Saved data entries
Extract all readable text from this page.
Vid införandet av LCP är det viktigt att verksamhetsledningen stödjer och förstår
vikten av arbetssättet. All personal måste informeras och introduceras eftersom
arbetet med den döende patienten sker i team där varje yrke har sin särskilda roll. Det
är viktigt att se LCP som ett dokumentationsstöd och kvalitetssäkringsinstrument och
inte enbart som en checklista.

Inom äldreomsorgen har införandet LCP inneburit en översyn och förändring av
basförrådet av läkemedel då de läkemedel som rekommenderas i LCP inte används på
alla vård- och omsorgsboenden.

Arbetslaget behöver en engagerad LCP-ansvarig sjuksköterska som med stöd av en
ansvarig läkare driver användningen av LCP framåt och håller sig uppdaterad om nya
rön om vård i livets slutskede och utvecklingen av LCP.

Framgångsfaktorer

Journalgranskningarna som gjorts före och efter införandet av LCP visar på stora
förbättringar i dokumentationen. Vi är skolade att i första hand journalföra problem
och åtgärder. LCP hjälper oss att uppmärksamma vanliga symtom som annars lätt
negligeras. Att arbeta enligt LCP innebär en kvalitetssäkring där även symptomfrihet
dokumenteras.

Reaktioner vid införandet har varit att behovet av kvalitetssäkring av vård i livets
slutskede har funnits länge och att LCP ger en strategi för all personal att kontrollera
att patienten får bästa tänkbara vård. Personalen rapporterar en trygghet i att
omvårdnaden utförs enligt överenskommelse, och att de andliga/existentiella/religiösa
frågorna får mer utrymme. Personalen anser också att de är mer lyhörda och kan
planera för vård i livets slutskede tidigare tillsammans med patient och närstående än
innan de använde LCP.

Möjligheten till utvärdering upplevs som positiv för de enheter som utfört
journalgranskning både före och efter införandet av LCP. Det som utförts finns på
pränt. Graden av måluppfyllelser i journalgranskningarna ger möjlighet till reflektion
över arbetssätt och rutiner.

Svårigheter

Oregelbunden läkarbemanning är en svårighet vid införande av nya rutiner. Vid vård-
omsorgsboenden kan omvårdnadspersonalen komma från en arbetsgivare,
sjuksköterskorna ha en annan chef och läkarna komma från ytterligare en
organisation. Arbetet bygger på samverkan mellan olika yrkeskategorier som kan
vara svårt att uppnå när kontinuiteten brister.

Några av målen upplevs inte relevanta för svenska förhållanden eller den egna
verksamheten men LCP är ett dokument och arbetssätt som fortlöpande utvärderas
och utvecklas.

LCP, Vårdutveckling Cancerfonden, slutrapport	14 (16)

**Task:**
Go through the listing and copy all of it exactly.

**Reply to the task:**
Extract all readable text from this page.
Vid införandet av LCP är det viktigt att verksamhetsledningen stödjer och förstår
vikten av arbetssättet. All personal måste informeras och introduceras eftersom
arbetet med den döende patienten sker i team där varje yrke har sin särskilda roll. Det
är viktigt att se LCP som ett dokumentationsstöd och kvalitetssäkringsinstrument och
inte enbart som en checklista.

Inom äldreomsorgen har införandet LCP inneburit en översyn och förändring av
basförrådet av läkemedel då de läkemedel som rekommenderas i LCP inte används på
alla vård- och omsorgsboenden.

Arbetslaget behöver en engagerad LCP-ansvarig sjuksköterska som med stöd av en
ansvarig läkare driver användningen av LCP framåt och håller sig uppdaterad om nya
rön om vård i livets slutskede och utvecklingen av LCP.

Framgångsfaktorer

Journalgranskningarna som gjorts före och efter införandet av LCP visar på stora
förbättringar i dokumentationen. Vi är skolade att i första hand journalföra problem
och åtgärder. LCP hjälper oss att uppmärksamma vanliga symtom som annars lätt
negligeras. Att arbeta enligt LCP innebär en kvalitetssäkring där även symptomfrihet
dokumenteras.

Reaktioner vid införandet har varit att behovet av kvalitetssäkring av vård i livets
slutskede har funnits länge och att LCP ger en strategi för all personal att kontrollera
att patienten får bästa tänkbara vård. Personalen rapporterar en trygghet i att
omvårdnaden utförs enligt överenskommelse, och att de andliga/existentiella/religiösa
frågorna får mer utrymme. Personalen anser också att de är mer lyhörda och kan
planera för vård i livets slutskede tidigare tillsammans med patient och närstående än
innan de använde LCP.

Möjligheten till utvärdering upplevs som positiv för de enheter som utfört
journalgranskning både före och efter införandet av LCP. Det som utförts finns på
pränt. Graden av måluppfyllelser i journalgranskningarna ger möjlighet till reflektion
över arbetssätt och rutiner.

Svårigheter

Oregelbunden läkarbemanning är en svårighet vid införande av nya rutiner. Vid vård-
omsorgsboenden kan omvårdnadspersonalen komma från en arbetsgivare,
sjuksköterskorna ha en annan chef och läkarna komma från ytterligare en
organisation. Arbetet bygger på samverkan mellan olika yrkeskategorier som kan
vara svårt att uppnå när kontinuiteten brister.

Några av målen upplevs inte relevanta för svenska förhållanden eller den egna
verksamheten men LCP är ett dokument och arbetssätt som fortlöpande utvärderas
och utvecklas.

LCP, Vårdutveckling Cancerfonden, slutrapport	14 (16)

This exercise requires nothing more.